Objective: Repeat the material exactly as it appears.
++++++++
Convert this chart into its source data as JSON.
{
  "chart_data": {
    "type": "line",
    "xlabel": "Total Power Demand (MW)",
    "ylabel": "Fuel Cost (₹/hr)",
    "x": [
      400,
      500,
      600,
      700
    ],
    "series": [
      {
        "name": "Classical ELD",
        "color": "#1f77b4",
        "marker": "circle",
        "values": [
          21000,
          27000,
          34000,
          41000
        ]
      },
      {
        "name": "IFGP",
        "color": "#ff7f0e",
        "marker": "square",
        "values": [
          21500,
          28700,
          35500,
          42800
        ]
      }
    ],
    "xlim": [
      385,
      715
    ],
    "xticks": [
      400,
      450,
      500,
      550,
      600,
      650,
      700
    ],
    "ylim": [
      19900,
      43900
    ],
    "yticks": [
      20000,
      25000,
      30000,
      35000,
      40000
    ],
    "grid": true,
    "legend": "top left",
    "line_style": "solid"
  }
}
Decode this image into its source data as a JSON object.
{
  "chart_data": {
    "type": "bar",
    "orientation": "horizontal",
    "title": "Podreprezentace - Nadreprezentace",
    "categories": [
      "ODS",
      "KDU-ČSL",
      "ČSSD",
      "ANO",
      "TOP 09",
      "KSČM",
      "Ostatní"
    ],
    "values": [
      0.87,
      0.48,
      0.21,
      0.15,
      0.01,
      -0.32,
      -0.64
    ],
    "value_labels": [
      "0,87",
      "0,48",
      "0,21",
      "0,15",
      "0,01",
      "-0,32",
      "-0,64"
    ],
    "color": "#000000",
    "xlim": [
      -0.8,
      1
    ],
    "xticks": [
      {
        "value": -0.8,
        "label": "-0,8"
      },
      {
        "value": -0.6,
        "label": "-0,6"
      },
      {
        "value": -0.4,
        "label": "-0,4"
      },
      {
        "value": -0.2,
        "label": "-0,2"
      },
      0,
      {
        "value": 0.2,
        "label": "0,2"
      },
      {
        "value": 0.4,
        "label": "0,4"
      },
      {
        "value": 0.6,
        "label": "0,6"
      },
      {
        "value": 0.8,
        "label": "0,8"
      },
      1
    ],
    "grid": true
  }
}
++++++++
Solution to this problem:
Convert this chart into its source data as JSON.
{
  "chart_data": {
    "type": "line",
    "xlabel": "Total Power Demand (MW)",
    "ylabel": "Fuel Cost (₹/hr)",
    "x": [
      400,
      500,
      600,
      700
    ],
    "series": [
      {
        "name": "Classical ELD",
        "color": "#1f77b4",
        "marker": "circle",
        "values": [
          21000,
          27000,
          34000,
          41000
        ]
      },
      {
        "name": "IFGP",
        "color": "#ff7f0e",
        "marker": "square",
        "values": [
          21500,
          28700,
          35500,
          42800
        ]
      }
    ],
    "xlim": [
      385,
      715
    ],
    "xticks": [
      400,
      450,
      500,
      550,
      600,
      650,
      700
    ],
    "ylim": [
      19900,
      43900
    ],
    "yticks": [
      20000,
      25000,
      30000,
      35000,
      40000
    ],
    "grid": true,
    "legend": "top left",
    "line_style": "solid"
  }
}
Decode this image into its source data as a JSON object.
{
  "chart_data": {
    "type": "bar",
    "orientation": "horizontal",
    "title": "Podreprezentace - Nadreprezentace",
    "categories": [
      "ODS",
      "KDU-ČSL",
      "ČSSD",
      "ANO",
      "TOP 09",
      "KSČM",
      "Ostatní"
    ],
    "values": [
      0.87,
      0.48,
      0.21,
      0.15,
      0.01,
      -0.32,
      -0.64
    ],
    "value_labels": [
      "0,87",
      "0,48",
      "0,21",
      "0,15",
      "0,01",
      "-0,32",
      "-0,64"
    ],
    "color": "#000000",
    "xlim": [
      -0.8,
      1
    ],
    "xticks": [
      {
        "value": -0.8,
        "label": "-0,8"
      },
      {
        "value": -0.6,
        "label": "-0,6"
      },
      {
        "value": -0.4,
        "label": "-0,4"
      },
      {
        "value": -0.2,
        "label": "-0,2"
      },
      0,
      {
        "value": 0.2,
        "label": "0,2"
      },
      {
        "value": 0.4,
        "label": "0,4"
      },
      {
        "value": 0.6,
        "label": "0,6"
      },
      {
        "value": 0.8,
        "label": "0,8"
      },
      1
    ],
    "grid": true
  }
}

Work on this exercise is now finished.